§ Entries:
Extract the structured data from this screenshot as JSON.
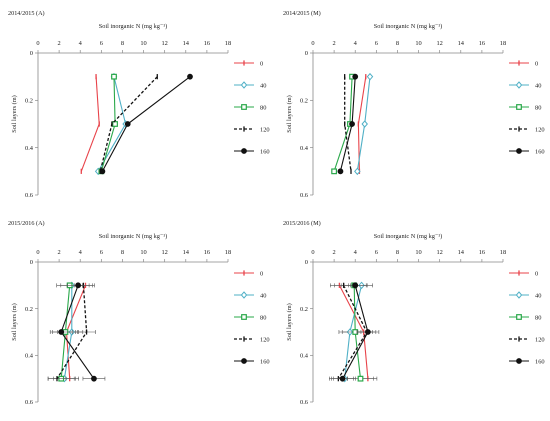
{
  "chart_data": [
    {
      "type": "line",
      "title": "2014/2015 (A)",
      "xlabel": "Soil inorganic N (mg kg⁻¹)",
      "ylabel": "Soil layers (m)",
      "xlim": [
        0,
        18
      ],
      "ylim": [
        0,
        0.6
      ],
      "x_ticks": [
        "0",
        "2",
        "4",
        "6",
        "8",
        "10",
        "12",
        "14",
        "16",
        "18"
      ],
      "y_ticks": [
        "0",
        "0.2",
        "0.4",
        "0.6"
      ],
      "depths": [
        0.1,
        0.3,
        0.5
      ],
      "error_bars": false,
      "series": [
        {
          "name": "0",
          "color": "#e8434a",
          "marker": "dash",
          "dashed": false,
          "values": [
            5.5,
            5.8,
            4.1
          ]
        },
        {
          "name": "40",
          "color": "#4fb0c6",
          "marker": "diamond",
          "dashed": false,
          "values": [
            7.2,
            8.3,
            5.7
          ]
        },
        {
          "name": "80",
          "color": "#2aa84a",
          "marker": "square",
          "dashed": false,
          "values": [
            7.2,
            7.3,
            6.0
          ]
        },
        {
          "name": "120",
          "color": "#111111",
          "marker": "dash",
          "dashed": true,
          "values": [
            11.3,
            7.0,
            5.9
          ]
        },
        {
          "name": "160",
          "color": "#111111",
          "marker": "circle",
          "dashed": false,
          "values": [
            14.4,
            8.5,
            6.1
          ]
        }
      ]
    },
    {
      "type": "line",
      "title": "2014/2015 (M)",
      "xlabel": "Soil inorganic N (mg kg⁻¹)",
      "ylabel": "Soil layers (m)",
      "xlim": [
        0,
        18
      ],
      "ylim": [
        0,
        0.6
      ],
      "x_ticks": [
        "0",
        "2",
        "4",
        "6",
        "8",
        "10",
        "12",
        "14",
        "16",
        "18"
      ],
      "y_ticks": [
        "0",
        "0.2",
        "0.4",
        "0.6"
      ],
      "depths": [
        0.1,
        0.3,
        0.5
      ],
      "error_bars": false,
      "series": [
        {
          "name": "0",
          "color": "#e8434a",
          "marker": "dash",
          "dashed": false,
          "values": [
            5.0,
            4.3,
            4.4
          ]
        },
        {
          "name": "40",
          "color": "#4fb0c6",
          "marker": "diamond",
          "dashed": false,
          "values": [
            5.4,
            4.9,
            4.2
          ]
        },
        {
          "name": "80",
          "color": "#2aa84a",
          "marker": "square",
          "dashed": false,
          "values": [
            3.7,
            3.5,
            2.0
          ]
        },
        {
          "name": "120",
          "color": "#111111",
          "marker": "dash",
          "dashed": true,
          "values": [
            3.0,
            3.0,
            3.6
          ]
        },
        {
          "name": "160",
          "color": "#111111",
          "marker": "circle",
          "dashed": false,
          "values": [
            4.0,
            3.7,
            2.6
          ]
        }
      ]
    },
    {
      "type": "line",
      "title": "2015/2016 (A)",
      "xlabel": "Soil inorganic N (mg kg⁻¹)",
      "ylabel": "Soil layers (m)",
      "xlim": [
        0,
        18
      ],
      "ylim": [
        0,
        0.6
      ],
      "x_ticks": [
        "0",
        "2",
        "4",
        "6",
        "8",
        "10",
        "12",
        "14",
        "16",
        "18"
      ],
      "y_ticks": [
        "0",
        "0.2",
        "0.4",
        "0.6"
      ],
      "depths": [
        0.1,
        0.3,
        0.5
      ],
      "error_bars": true,
      "series": [
        {
          "name": "0",
          "color": "#e8434a",
          "marker": "dash",
          "dashed": false,
          "values": [
            4.5,
            2.7,
            3.0
          ]
        },
        {
          "name": "40",
          "color": "#4fb0c6",
          "marker": "diamond",
          "dashed": false,
          "values": [
            3.2,
            3.2,
            2.5
          ]
        },
        {
          "name": "80",
          "color": "#2aa84a",
          "marker": "square",
          "dashed": false,
          "values": [
            3.0,
            2.6,
            2.2
          ]
        },
        {
          "name": "120",
          "color": "#111111",
          "marker": "dash",
          "dashed": true,
          "values": [
            4.3,
            4.6,
            1.8
          ]
        },
        {
          "name": "160",
          "color": "#111111",
          "marker": "circle",
          "dashed": false,
          "values": [
            3.8,
            2.2,
            5.3
          ]
        }
      ]
    },
    {
      "type": "line",
      "title": "2015/2016 (M)",
      "xlabel": "Soil inorganic N (mg kg⁻¹)",
      "ylabel": "Soil layers (m)",
      "xlim": [
        0,
        18
      ],
      "ylim": [
        0,
        0.6
      ],
      "x_ticks": [
        "0",
        "2",
        "4",
        "6",
        "8",
        "10",
        "12",
        "14",
        "16",
        "18"
      ],
      "y_ticks": [
        "0",
        "0.2",
        "0.4",
        "0.6"
      ],
      "depths": [
        0.1,
        0.3,
        0.5
      ],
      "error_bars": true,
      "series": [
        {
          "name": "0",
          "color": "#e8434a",
          "marker": "dash",
          "dashed": false,
          "values": [
            2.5,
            4.8,
            5.2
          ]
        },
        {
          "name": "40",
          "color": "#4fb0c6",
          "marker": "diamond",
          "dashed": false,
          "values": [
            4.6,
            3.5,
            3.0
          ]
        },
        {
          "name": "80",
          "color": "#2aa84a",
          "marker": "square",
          "dashed": false,
          "values": [
            3.9,
            4.0,
            4.5
          ]
        },
        {
          "name": "120",
          "color": "#111111",
          "marker": "dash",
          "dashed": true,
          "values": [
            2.9,
            5.1,
            2.4
          ]
        },
        {
          "name": "160",
          "color": "#111111",
          "marker": "circle",
          "dashed": false,
          "values": [
            4.0,
            5.2,
            2.8
          ]
        }
      ]
    }
  ]
}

§ Prompt: Print all of the entries word for word. Skip any images they contain.

§ Solution for this exercise:
Extract the structured data from this screenshot as JSON.
{
  "chart_data": [
    {
      "type": "line",
      "title": "2014/2015 (A)",
      "xlabel": "Soil inorganic N (mg kg⁻¹)",
      "ylabel": "Soil layers (m)",
      "xlim": [
        0,
        18
      ],
      "ylim": [
        0,
        0.6
      ],
      "x_ticks": [
        "0",
        "2",
        "4",
        "6",
        "8",
        "10",
        "12",
        "14",
        "16",
        "18"
      ],
      "y_ticks": [
        "0",
        "0.2",
        "0.4",
        "0.6"
      ],
      "depths": [
        0.1,
        0.3,
        0.5
      ],
      "error_bars": false,
      "series": [
        {
          "name": "0",
          "color": "#e8434a",
          "marker": "dash",
          "dashed": false,
          "values": [
            5.5,
            5.8,
            4.1
          ]
        },
        {
          "name": "40",
          "color": "#4fb0c6",
          "marker": "diamond",
          "dashed": false,
          "values": [
            7.2,
            8.3,
            5.7
          ]
        },
        {
          "name": "80",
          "color": "#2aa84a",
          "marker": "square",
          "dashed": false,
          "values": [
            7.2,
            7.3,
            6.0
          ]
        },
        {
          "name": "120",
          "color": "#111111",
          "marker": "dash",
          "dashed": true,
          "values": [
            11.3,
            7.0,
            5.9
          ]
        },
        {
          "name": "160",
          "color": "#111111",
          "marker": "circle",
          "dashed": false,
          "values": [
            14.4,
            8.5,
            6.1
          ]
        }
      ]
    },
    {
      "type": "line",
      "title": "2014/2015 (M)",
      "xlabel": "Soil inorganic N (mg kg⁻¹)",
      "ylabel": "Soil layers (m)",
      "xlim": [
        0,
        18
      ],
      "ylim": [
        0,
        0.6
      ],
      "x_ticks": [
        "0",
        "2",
        "4",
        "6",
        "8",
        "10",
        "12",
        "14",
        "16",
        "18"
      ],
      "y_ticks": [
        "0",
        "0.2",
        "0.4",
        "0.6"
      ],
      "depths": [
        0.1,
        0.3,
        0.5
      ],
      "error_bars": false,
      "series": [
        {
          "name": "0",
          "color": "#e8434a",
          "marker": "dash",
          "dashed": false,
          "values": [
            5.0,
            4.3,
            4.4
          ]
        },
        {
          "name": "40",
          "color": "#4fb0c6",
          "marker": "diamond",
          "dashed": false,
          "values": [
            5.4,
            4.9,
            4.2
          ]
        },
        {
          "name": "80",
          "color": "#2aa84a",
          "marker": "square",
          "dashed": false,
          "values": [
            3.7,
            3.5,
            2.0
          ]
        },
        {
          "name": "120",
          "color": "#111111",
          "marker": "dash",
          "dashed": true,
          "values": [
            3.0,
            3.0,
            3.6
          ]
        },
        {
          "name": "160",
          "color": "#111111",
          "marker": "circle",
          "dashed": false,
          "values": [
            4.0,
            3.7,
            2.6
          ]
        }
      ]
    },
    {
      "type": "line",
      "title": "2015/2016 (A)",
      "xlabel": "Soil inorganic N (mg kg⁻¹)",
      "ylabel": "Soil layers (m)",
      "xlim": [
        0,
        18
      ],
      "ylim": [
        0,
        0.6
      ],
      "x_ticks": [
        "0",
        "2",
        "4",
        "6",
        "8",
        "10",
        "12",
        "14",
        "16",
        "18"
      ],
      "y_ticks": [
        "0",
        "0.2",
        "0.4",
        "0.6"
      ],
      "depths": [
        0.1,
        0.3,
        0.5
      ],
      "error_bars": true,
      "series": [
        {
          "name": "0",
          "color": "#e8434a",
          "marker": "dash",
          "dashed": false,
          "values": [
            4.5,
            2.7,
            3.0
          ]
        },
        {
          "name": "40",
          "color": "#4fb0c6",
          "marker": "diamond",
          "dashed": false,
          "values": [
            3.2,
            3.2,
            2.5
          ]
        },
        {
          "name": "80",
          "color": "#2aa84a",
          "marker": "square",
          "dashed": false,
          "values": [
            3.0,
            2.6,
            2.2
          ]
        },
        {
          "name": "120",
          "color": "#111111",
          "marker": "dash",
          "dashed": true,
          "values": [
            4.3,
            4.6,
            1.8
          ]
        },
        {
          "name": "160",
          "color": "#111111",
          "marker": "circle",
          "dashed": false,
          "values": [
            3.8,
            2.2,
            5.3
          ]
        }
      ]
    },
    {
      "type": "line",
      "title": "2015/2016 (M)",
      "xlabel": "Soil inorganic N (mg kg⁻¹)",
      "ylabel": "Soil layers (m)",
      "xlim": [
        0,
        18
      ],
      "ylim": [
        0,
        0.6
      ],
      "x_ticks": [
        "0",
        "2",
        "4",
        "6",
        "8",
        "10",
        "12",
        "14",
        "16",
        "18"
      ],
      "y_ticks": [
        "0",
        "0.2",
        "0.4",
        "0.6"
      ],
      "depths": [
        0.1,
        0.3,
        0.5
      ],
      "error_bars": true,
      "series": [
        {
          "name": "0",
          "color": "#e8434a",
          "marker": "dash",
          "dashed": false,
          "values": [
            2.5,
            4.8,
            5.2
          ]
        },
        {
          "name": "40",
          "color": "#4fb0c6",
          "marker": "diamond",
          "dashed": false,
          "values": [
            4.6,
            3.5,
            3.0
          ]
        },
        {
          "name": "80",
          "color": "#2aa84a",
          "marker": "square",
          "dashed": false,
          "values": [
            3.9,
            4.0,
            4.5
          ]
        },
        {
          "name": "120",
          "color": "#111111",
          "marker": "dash",
          "dashed": true,
          "values": [
            2.9,
            5.1,
            2.4
          ]
        },
        {
          "name": "160",
          "color": "#111111",
          "marker": "circle",
          "dashed": false,
          "values": [
            4.0,
            5.2,
            2.8
          ]
        }
      ]
    }
  ]
}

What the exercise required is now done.